PROBLEM DETAILS >> Print all of the data exactly as written.

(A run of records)
______________________________

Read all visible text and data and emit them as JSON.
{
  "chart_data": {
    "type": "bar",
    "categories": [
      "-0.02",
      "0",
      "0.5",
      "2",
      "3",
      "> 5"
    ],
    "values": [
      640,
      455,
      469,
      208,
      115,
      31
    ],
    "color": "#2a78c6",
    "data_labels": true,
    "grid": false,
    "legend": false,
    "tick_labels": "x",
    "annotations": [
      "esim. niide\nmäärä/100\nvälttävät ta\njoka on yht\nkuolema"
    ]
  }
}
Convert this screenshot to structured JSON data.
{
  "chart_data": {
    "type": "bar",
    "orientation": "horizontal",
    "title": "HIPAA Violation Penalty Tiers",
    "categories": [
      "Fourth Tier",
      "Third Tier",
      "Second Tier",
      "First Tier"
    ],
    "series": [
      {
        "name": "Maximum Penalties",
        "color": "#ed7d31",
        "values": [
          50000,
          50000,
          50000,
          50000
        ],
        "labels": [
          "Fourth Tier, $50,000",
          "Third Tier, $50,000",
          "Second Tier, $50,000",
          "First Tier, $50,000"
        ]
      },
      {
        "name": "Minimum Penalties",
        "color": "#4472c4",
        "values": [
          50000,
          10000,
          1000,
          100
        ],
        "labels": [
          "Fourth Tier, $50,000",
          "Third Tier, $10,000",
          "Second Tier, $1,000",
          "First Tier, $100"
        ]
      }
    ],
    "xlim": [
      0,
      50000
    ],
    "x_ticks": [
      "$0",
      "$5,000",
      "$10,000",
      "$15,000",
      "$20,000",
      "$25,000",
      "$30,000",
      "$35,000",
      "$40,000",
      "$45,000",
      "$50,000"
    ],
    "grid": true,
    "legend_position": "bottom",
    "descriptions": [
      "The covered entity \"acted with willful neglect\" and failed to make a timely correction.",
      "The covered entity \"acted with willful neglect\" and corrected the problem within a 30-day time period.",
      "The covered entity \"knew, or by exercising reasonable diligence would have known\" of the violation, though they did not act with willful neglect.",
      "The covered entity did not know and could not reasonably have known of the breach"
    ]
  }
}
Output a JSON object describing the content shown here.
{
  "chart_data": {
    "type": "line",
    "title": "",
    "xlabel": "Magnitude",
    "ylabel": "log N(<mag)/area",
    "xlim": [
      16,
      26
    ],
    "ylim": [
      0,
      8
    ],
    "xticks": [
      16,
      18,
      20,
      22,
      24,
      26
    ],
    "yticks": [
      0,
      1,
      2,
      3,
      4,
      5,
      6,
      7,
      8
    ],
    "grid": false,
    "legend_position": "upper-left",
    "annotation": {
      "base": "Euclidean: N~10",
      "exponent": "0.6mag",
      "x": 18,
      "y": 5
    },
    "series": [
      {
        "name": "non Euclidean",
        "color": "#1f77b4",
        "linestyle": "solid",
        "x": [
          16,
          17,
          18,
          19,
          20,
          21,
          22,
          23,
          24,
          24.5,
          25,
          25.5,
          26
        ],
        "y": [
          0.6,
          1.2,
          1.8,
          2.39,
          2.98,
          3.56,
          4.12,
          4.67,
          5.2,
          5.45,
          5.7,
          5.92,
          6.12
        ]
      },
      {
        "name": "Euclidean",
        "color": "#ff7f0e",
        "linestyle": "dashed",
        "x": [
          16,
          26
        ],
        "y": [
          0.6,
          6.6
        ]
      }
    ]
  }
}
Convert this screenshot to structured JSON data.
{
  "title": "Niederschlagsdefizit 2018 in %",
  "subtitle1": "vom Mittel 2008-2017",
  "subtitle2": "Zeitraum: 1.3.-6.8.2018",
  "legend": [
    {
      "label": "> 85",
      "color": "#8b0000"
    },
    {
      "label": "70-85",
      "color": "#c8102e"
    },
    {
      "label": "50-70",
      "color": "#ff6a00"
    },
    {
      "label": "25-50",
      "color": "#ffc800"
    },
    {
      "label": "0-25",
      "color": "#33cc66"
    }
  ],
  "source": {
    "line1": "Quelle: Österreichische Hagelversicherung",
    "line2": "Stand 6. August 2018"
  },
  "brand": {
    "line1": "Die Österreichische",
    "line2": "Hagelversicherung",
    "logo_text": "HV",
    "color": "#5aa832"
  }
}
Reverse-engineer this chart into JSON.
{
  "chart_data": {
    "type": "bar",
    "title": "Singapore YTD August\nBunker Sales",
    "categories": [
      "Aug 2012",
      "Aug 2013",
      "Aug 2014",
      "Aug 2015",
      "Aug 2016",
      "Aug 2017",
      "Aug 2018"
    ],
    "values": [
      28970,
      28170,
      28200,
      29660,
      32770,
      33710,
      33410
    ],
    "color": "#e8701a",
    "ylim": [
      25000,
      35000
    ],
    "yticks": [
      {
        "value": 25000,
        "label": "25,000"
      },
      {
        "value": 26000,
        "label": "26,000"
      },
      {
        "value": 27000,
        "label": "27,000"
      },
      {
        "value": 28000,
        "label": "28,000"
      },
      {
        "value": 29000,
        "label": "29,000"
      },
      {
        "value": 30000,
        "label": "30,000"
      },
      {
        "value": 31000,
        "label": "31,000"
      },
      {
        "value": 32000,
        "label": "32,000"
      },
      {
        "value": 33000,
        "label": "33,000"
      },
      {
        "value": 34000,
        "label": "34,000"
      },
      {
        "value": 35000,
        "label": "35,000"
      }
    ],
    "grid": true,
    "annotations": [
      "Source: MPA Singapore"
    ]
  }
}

______________________________

TASK OUTPUT >>
Read all visible text and data and emit them as JSON.
{
  "chart_data": {
    "type": "bar",
    "categories": [
      "-0.02",
      "0",
      "0.5",
      "2",
      "3",
      "> 5"
    ],
    "values": [
      640,
      455,
      469,
      208,
      115,
      31
    ],
    "color": "#2a78c6",
    "data_labels": true,
    "grid": false,
    "legend": false,
    "tick_labels": "x",
    "annotations": [
      "esim. niide\nmäärä/100\nvälttävät ta\njoka on yht\nkuolema"
    ]
  }
}
Convert this screenshot to structured JSON data.
{
  "chart_data": {
    "type": "bar",
    "orientation": "horizontal",
    "title": "HIPAA Violation Penalty Tiers",
    "categories": [
      "Fourth Tier",
      "Third Tier",
      "Second Tier",
      "First Tier"
    ],
    "series": [
      {
        "name": "Maximum Penalties",
        "color": "#ed7d31",
        "values": [
          50000,
          50000,
          50000,
          50000
        ],
        "labels": [
          "Fourth Tier, $50,000",
          "Third Tier, $50,000",
          "Second Tier, $50,000",
          "First Tier, $50,000"
        ]
      },
      {
        "name": "Minimum Penalties",
        "color": "#4472c4",
        "values": [
          50000,
          10000,
          1000,
          100
        ],
        "labels": [
          "Fourth Tier, $50,000",
          "Third Tier, $10,000",
          "Second Tier, $1,000",
          "First Tier, $100"
        ]
      }
    ],
    "xlim": [
      0,
      50000
    ],
    "x_ticks": [
      "$0",
      "$5,000",
      "$10,000",
      "$15,000",
      "$20,000",
      "$25,000",
      "$30,000",
      "$35,000",
      "$40,000",
      "$45,000",
      "$50,000"
    ],
    "grid": true,
    "legend_position": "bottom",
    "descriptions": [
      "The covered entity \"acted with willful neglect\" and failed to make a timely correction.",
      "The covered entity \"acted with willful neglect\" and corrected the problem within a 30-day time period.",
      "The covered entity \"knew, or by exercising reasonable diligence would have known\" of the violation, though they did not act with willful neglect.",
      "The covered entity did not know and could not reasonably have known of the breach"
    ]
  }
}
Output a JSON object describing the content shown here.
{
  "chart_data": {
    "type": "line",
    "title": "",
    "xlabel": "Magnitude",
    "ylabel": "log N(<mag)/area",
    "xlim": [
      16,
      26
    ],
    "ylim": [
      0,
      8
    ],
    "xticks": [
      16,
      18,
      20,
      22,
      24,
      26
    ],
    "yticks": [
      0,
      1,
      2,
      3,
      4,
      5,
      6,
      7,
      8
    ],
    "grid": false,
    "legend_position": "upper-left",
    "annotation": {
      "base": "Euclidean: N~10",
      "exponent": "0.6mag",
      "x": 18,
      "y": 5
    },
    "series": [
      {
        "name": "non Euclidean",
        "color": "#1f77b4",
        "linestyle": "solid",
        "x": [
          16,
          17,
          18,
          19,
          20,
          21,
          22,
          23,
          24,
          24.5,
          25,
          25.5,
          26
        ],
        "y": [
          0.6,
          1.2,
          1.8,
          2.39,
          2.98,
          3.56,
          4.12,
          4.67,
          5.2,
          5.45,
          5.7,
          5.92,
          6.12
        ]
      },
      {
        "name": "Euclidean",
        "color": "#ff7f0e",
        "linestyle": "dashed",
        "x": [
          16,
          26
        ],
        "y": [
          0.6,
          6.6
        ]
      }
    ]
  }
}
Convert this screenshot to structured JSON data.
{
  "title": "Niederschlagsdefizit 2018 in %",
  "subtitle1": "vom Mittel 2008-2017",
  "subtitle2": "Zeitraum: 1.3.-6.8.2018",
  "legend": [
    {
      "label": "> 85",
      "color": "#8b0000"
    },
    {
      "label": "70-85",
      "color": "#c8102e"
    },
    {
      "label": "50-70",
      "color": "#ff6a00"
    },
    {
      "label": "25-50",
      "color": "#ffc800"
    },
    {
      "label": "0-25",
      "color": "#33cc66"
    }
  ],
  "source": {
    "line1": "Quelle: Österreichische Hagelversicherung",
    "line2": "Stand 6. August 2018"
  },
  "brand": {
    "line1": "Die Österreichische",
    "line2": "Hagelversicherung",
    "logo_text": "HV",
    "color": "#5aa832"
  }
}
Reverse-engineer this chart into JSON.
{
  "chart_data": {
    "type": "bar",
    "title": "Singapore YTD August\nBunker Sales",
    "categories": [
      "Aug 2012",
      "Aug 2013",
      "Aug 2014",
      "Aug 2015",
      "Aug 2016",
      "Aug 2017",
      "Aug 2018"
    ],
    "values": [
      28970,
      28170,
      28200,
      29660,
      32770,
      33710,
      33410
    ],
    "color": "#e8701a",
    "ylim": [
      25000,
      35000
    ],
    "yticks": [
      {
        "value": 25000,
        "label": "25,000"
      },
      {
        "value": 26000,
        "label": "26,000"
      },
      {
        "value": 27000,
        "label": "27,000"
      },
      {
        "value": 28000,
        "label": "28,000"
      },
      {
        "value": 29000,
        "label": "29,000"
      },
      {
        "value": 30000,
        "label": "30,000"
      },
      {
        "value": 31000,
        "label": "31,000"
      },
      {
        "value": 32000,
        "label": "32,000"
      },
      {
        "value": 33000,
        "label": "33,000"
      },
      {
        "value": 34000,
        "label": "34,000"
      },
      {
        "value": 35000,
        "label": "35,000"
      }
    ],
    "grid": true,
    "annotations": [
      "Source: MPA Singapore"
    ]
  }
}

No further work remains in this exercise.